## begin EXERCISE DATA

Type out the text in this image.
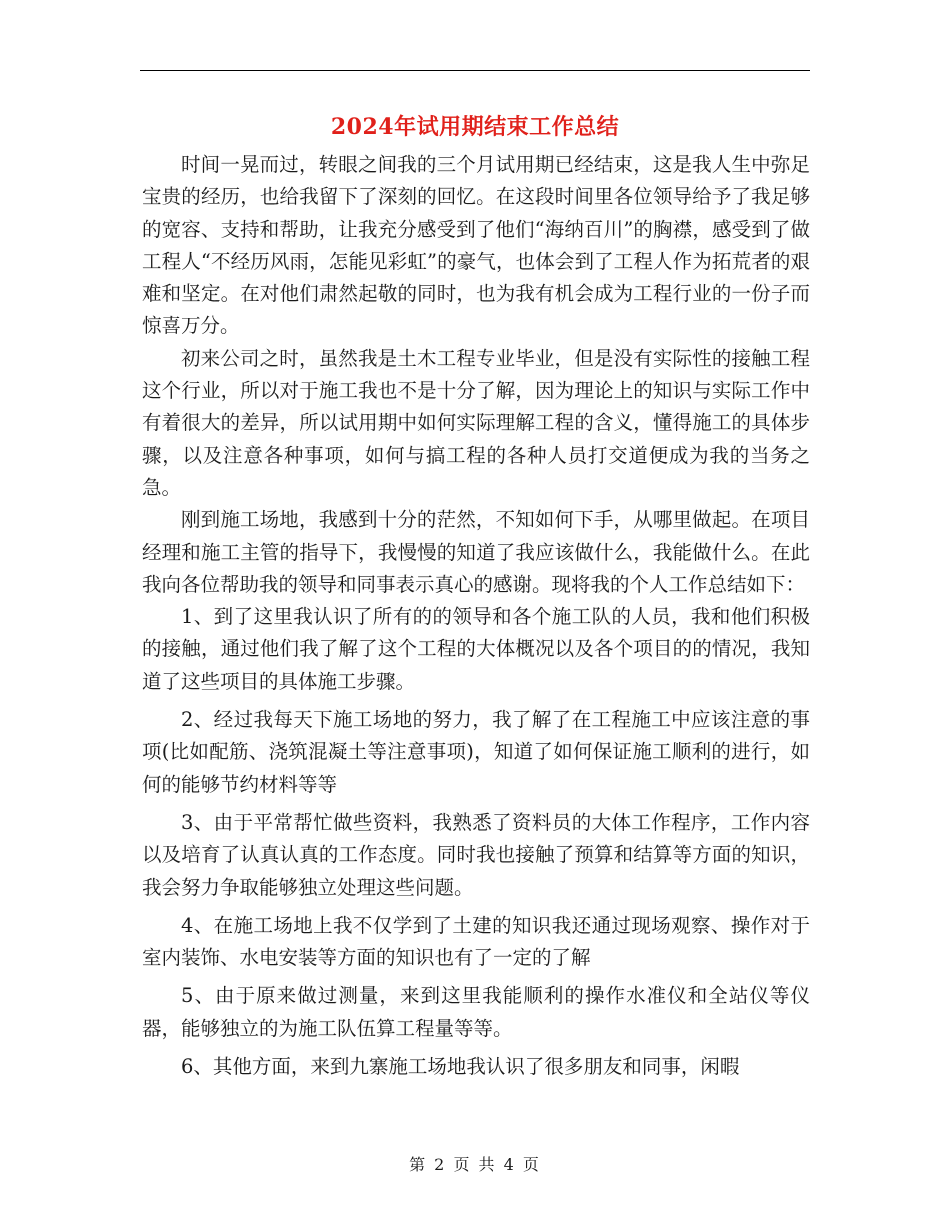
2024年试用期结束工作总结

时间一晃而过，转眼之间我的三个月试用期已经结束，这是我人生中弥足宝贵的经历，也给我留下了深刻的回忆。在这段时间里各位领导给予了我足够的宽容、支持和帮助，让我充分感受到了他们“海纳百川”的胸襟，感受到了做工程人“不经历风雨，怎能见彩虹”的豪气，也体会到了工程人作为拓荒者的艰难和坚定。在对他们肃然起敬的同时，也为我有机会成为工程行业的一份子而惊喜万分。

初来公司之时，虽然我是土木工程专业毕业，但是没有实际性的接触工程这个行业，所以对于施工我也不是十分了解，因为理论上的知识与实际工作中有着很大的差异，所以试用期中如何实际理解工程的含义，懂得施工的具体步骤，以及注意各种事项，如何与搞工程的各种人员打交道便成为我的当务之急。

刚到施工场地，我感到十分的茫然，不知如何下手，从哪里做起。在项目经理和施工主管的指导下，我慢慢的知道了我应该做什么，我能做什么。在此我向各位帮助我的领导和同事表示真心的感谢。现将我的个人工作总结如下：

1、到了这里我认识了所有的的领导和各个施工队的人员，我和他们积极的接触，通过他们我了解了这个工程的大体概况以及各个项目的的情况，我知道了这些项目的具体施工步骤。

2、经过我每天下施工场地的努力，我了解了在工程施工中应该注意的事项(比如配筋、浇筑混凝土等注意事项)，知道了如何保证施工顺利的进行，如何的能够节约材料等等

3、由于平常帮忙做些资料，我熟悉了资料员的大体工作程序，工作内容以及培育了认真认真的工作态度。同时我也接触了预算和结算等方面的知识，我会努力争取能够独立处理这些问题。

4、在施工场地上我不仅学到了土建的知识我还通过现场观察、操作对于室内装饰、水电安装等方面的知识也有了一定的了解

5、由于原来做过测量，来到这里我能顺利的操作水准仪和全站仪等仪器，能够独立的为施工队伍算工程量等等。

6、其他方面，来到九寨施工场地我认识了很多朋友和同事，闲暇

第 2 页 共 4 页
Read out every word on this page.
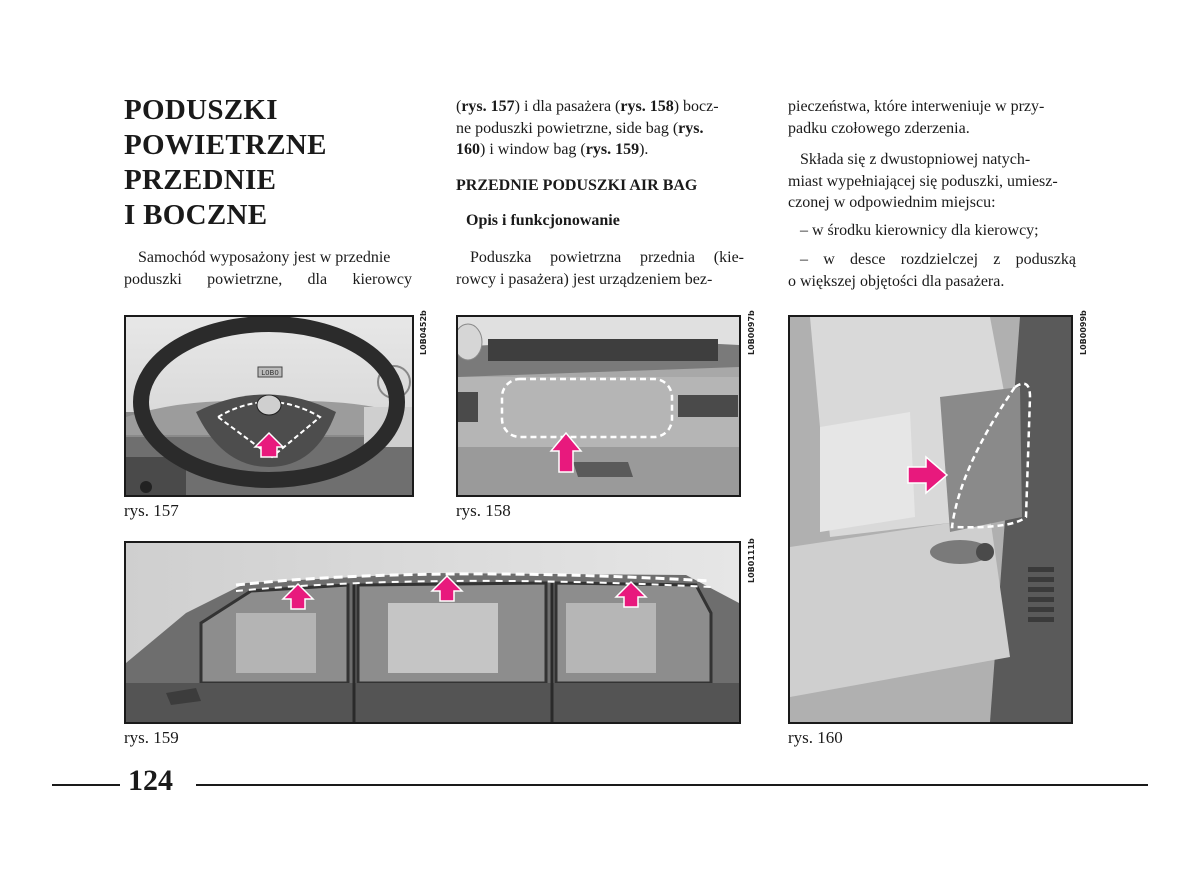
PODUSZKI
POWIETRZNE
PRZEDNIE
I BOCZNE
Samochód wyposażony jest w przednie
poduszki powietrzne, dla kierowcy
(rys. 157) i dla pasażera (rys. 158) bocz-
ne poduszki powietrzne, side bag (rys.
160) i window bag (rys. 159).
PRZEDNIE PODUSZKI AIR BAG
Opis i funkcjonowanie
Poduszka powietrzna przednia (kie-
rowcy i pasażera) jest urządzeniem bez-
pieczeństwa, które interweniuje w przy-
padku czołowego zderzenia.
Składa się z dwustopniowej natych-
miast wypełniającej się poduszki, umiesz-
czonej w odpowiednim miejscu:
– w środku kierownicy dla kierowcy;
– w desce rozdzielczej z poduszką
o większej objętości dla pasażera.
L0B0
L0B0452b
rys. 157
L0B0097b
rys. 158
L0B0111b
rys. 159
L0B0099b
rys. 160
124
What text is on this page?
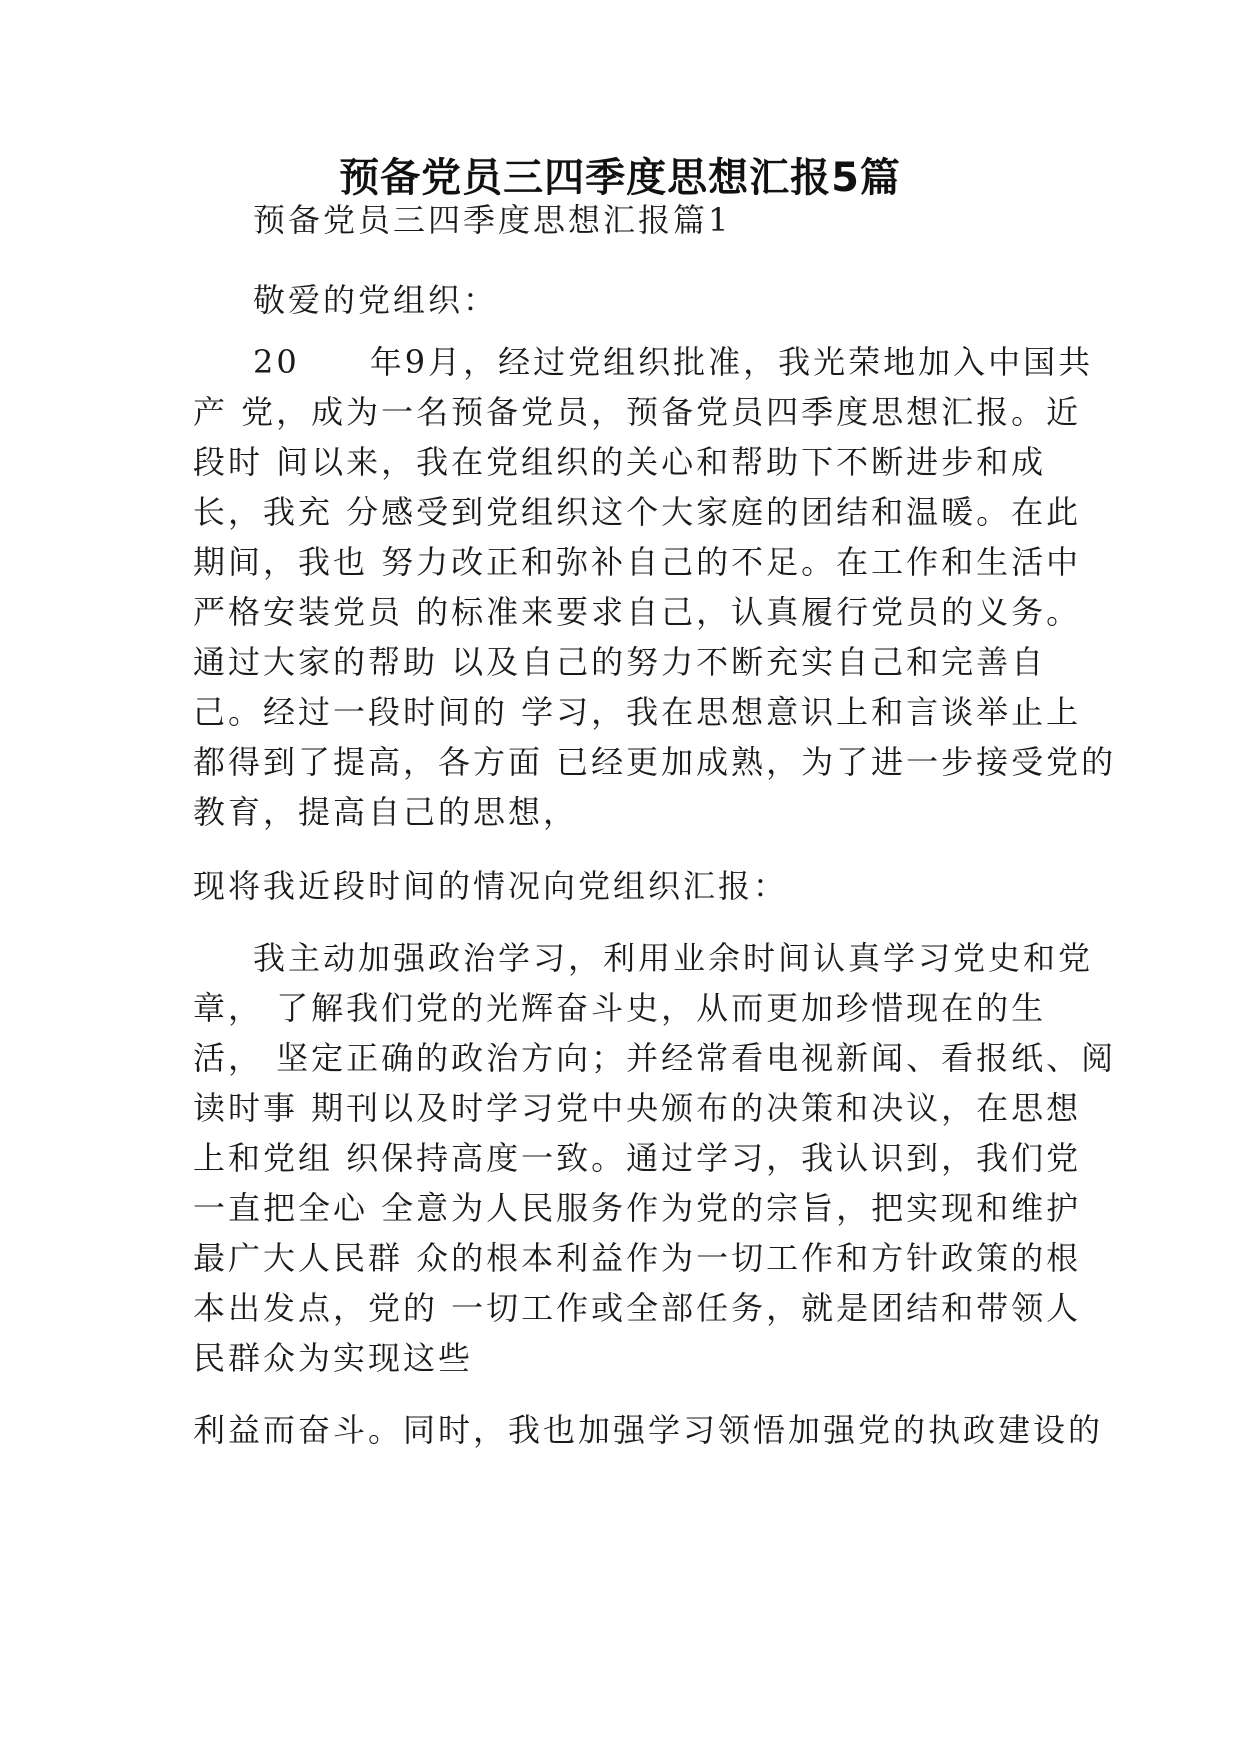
预备党员三四季度思想汇报5篇
预备党员三四季度思想汇报篇1
敬爱的党组织：
20　　年9月，经过党组织批准，我光荣地加入中国共
产 党，成为一名预备党员，预备党员四季度思想汇报。近
段时 间以来，我在党组织的关心和帮助下不断进步和成
长，我充 分感受到党组织这个大家庭的团结和温暖。在此
期间，我也 努力改正和弥补自己的不足。在工作和生活中
严格安装党员 的标准来要求自己，认真履行党员的义务。
通过大家的帮助 以及自己的努力不断充实自己和完善自
己。经过一段时间的 学习，我在思想意识上和言谈举止上
都得到了提高，各方面 已经更加成熟，为了进一步接受党的
教育，提高自己的思想，
现将我近段时间的情况向党组织汇报：
我主动加强政治学习，利用业余时间认真学习党史和党
章， 了解我们党的光辉奋斗史，从而更加珍惜现在的生
活， 坚定正确的政治方向；并经常看电视新闻、看报纸、阅
读时事 期刊以及时学习党中央颁布的决策和决议，在思想
上和党组 织保持高度一致。通过学习，我认识到，我们党
一直把全心 全意为人民服务作为党的宗旨，把实现和维护
最广大人民群 众的根本利益作为一切工作和方针政策的根
本出发点，党的 一切工作或全部任务，就是团结和带领人
民群众为实现这些
利益而奋斗。同时，我也加强学习领悟加强党的执政建设的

## end EXERCISE DATA

__REQUIREMENTS__.
Find all the lines containing "this" in the material, then copy them.

__TASK ANSWER__.
Type out the text in this image.
Read out every word on this page.
What text is on this page?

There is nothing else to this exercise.